## BEGIN Extract provided

Which means...in general, the indie writer is probably going to improve their writing skills faster than the trad pub writer, because they are spending less time on publishing related junk, and more time writing. I know that sounds a little counter-intuitive... We think that the indie MUST spend more time on the publishing end.

Having done both, let me assure you: you spend a LOT more time on publishing stuff for a trad pub book than you do for an indie book.

There's something to be said for patience. An indie writer must have the patience to take the time to do the job (writing and publishing components) right. But "doing it right" takes enormously less time for an indie than it does for a multi billion dollar conglomerate.


----------



## AnneL (Feb 1, 2014)

I started querying agents back in the mid 90's. First time was all form letters. Second and third times I got feedback but no bites. Fourth time I got an agent, but he couldn't sell the book -- in retrospect, I see that he should have made me do a really brutal round of revisions before he sent it out. Fifth time, I landed with a good agency and got a good deal. I made significant revisions to the last third of the book once and revisions to the last couple of chapters 3 times before it went out on the market. 

(Admittedly, if I had received all form letters on the second and third and fourth rounds, I might have given up -- I was getting positive feedback that my goal was attainable sometime, if not then, so I kept at it. But it goes to the point that I worked on new projects, not trying one person after another on something dead.)

Here's something that appeared in PW this week that goes to the issues of patience (or lack thereof) and people rushing to self-pub:In Praise of Editors, Agents, and Every Other Gatekeeper in Publishing. 

I think the take-away is not that finding an agent and publisher is the only way to success, but that it is an extremely rare individual who can produce their best stuff without someone competent pushing along. If that competent person is your spouse or a teacher, fine. But without someone else to read critically and supportively, it's really easy to ignore those nagging thoughts that X scene doesn't fit or Y plot point is too much of a digression. I knew a lot of what was wrong with my draft, I just didn't have the guts or wherewithal or strength or whatever to tackle it until someone made me. And that's really valuable.


----------



## Caged Maiden (Feb 2, 2014)

## END Extract provided
## BEGIN Data

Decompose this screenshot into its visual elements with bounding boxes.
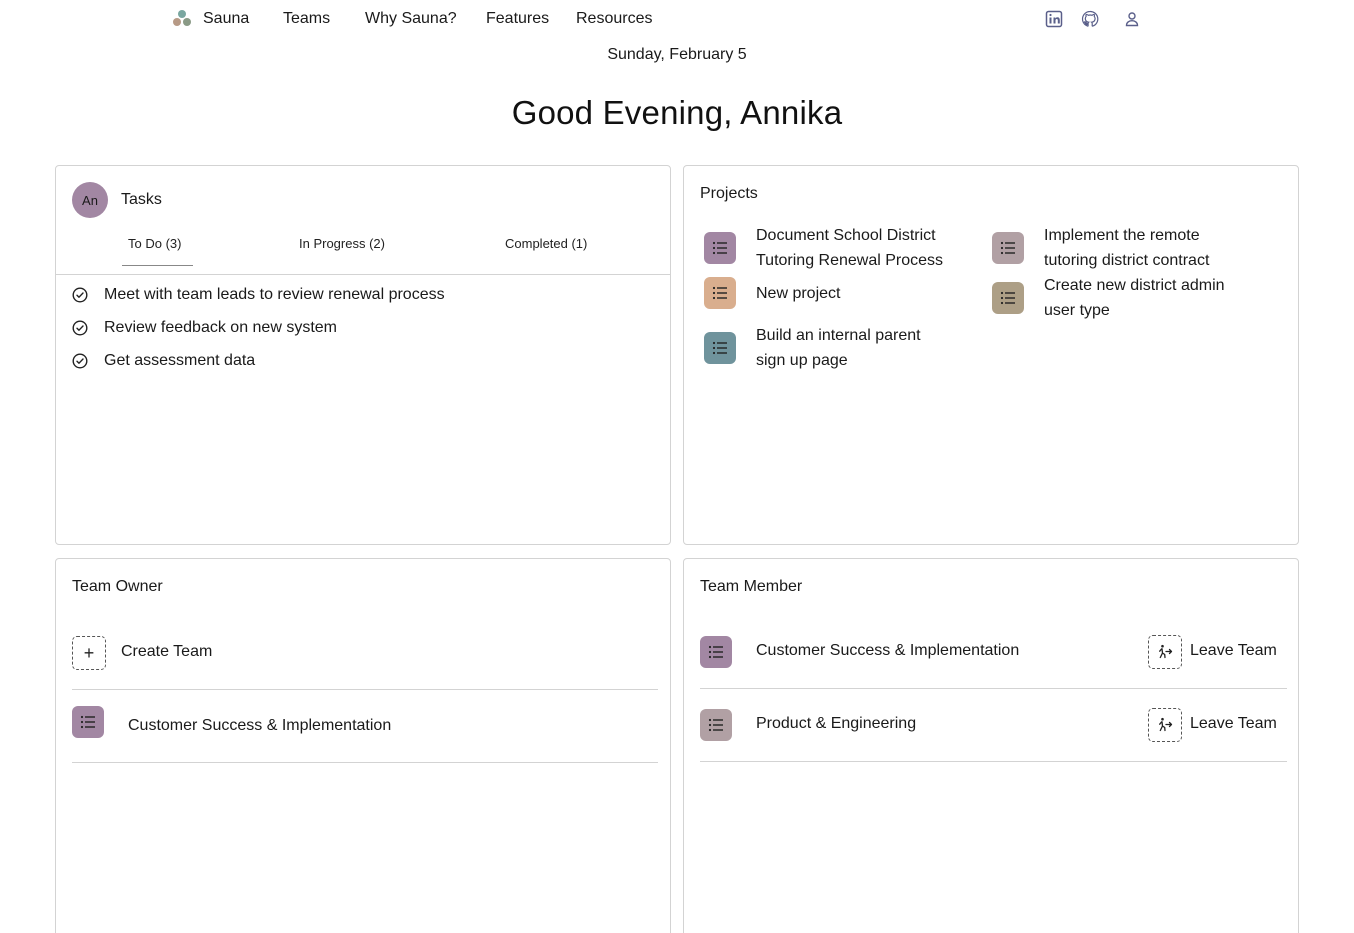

## END Data

Reproduce the part of the publishing thread that opens with the words containing "There's something to" and closes with "(Feb 1, 2014)". Rely only on the publishing thread, not on the data.

▸ Correct response:
There's something to be said for patience. An indie writer must have the patience to take the time to do the job (writing and publishing components) right. But "doing it right" takes enormously less time for an indie than it does for a multi billion dollar conglomerate.


----------



## AnneL (Feb 1, 2014)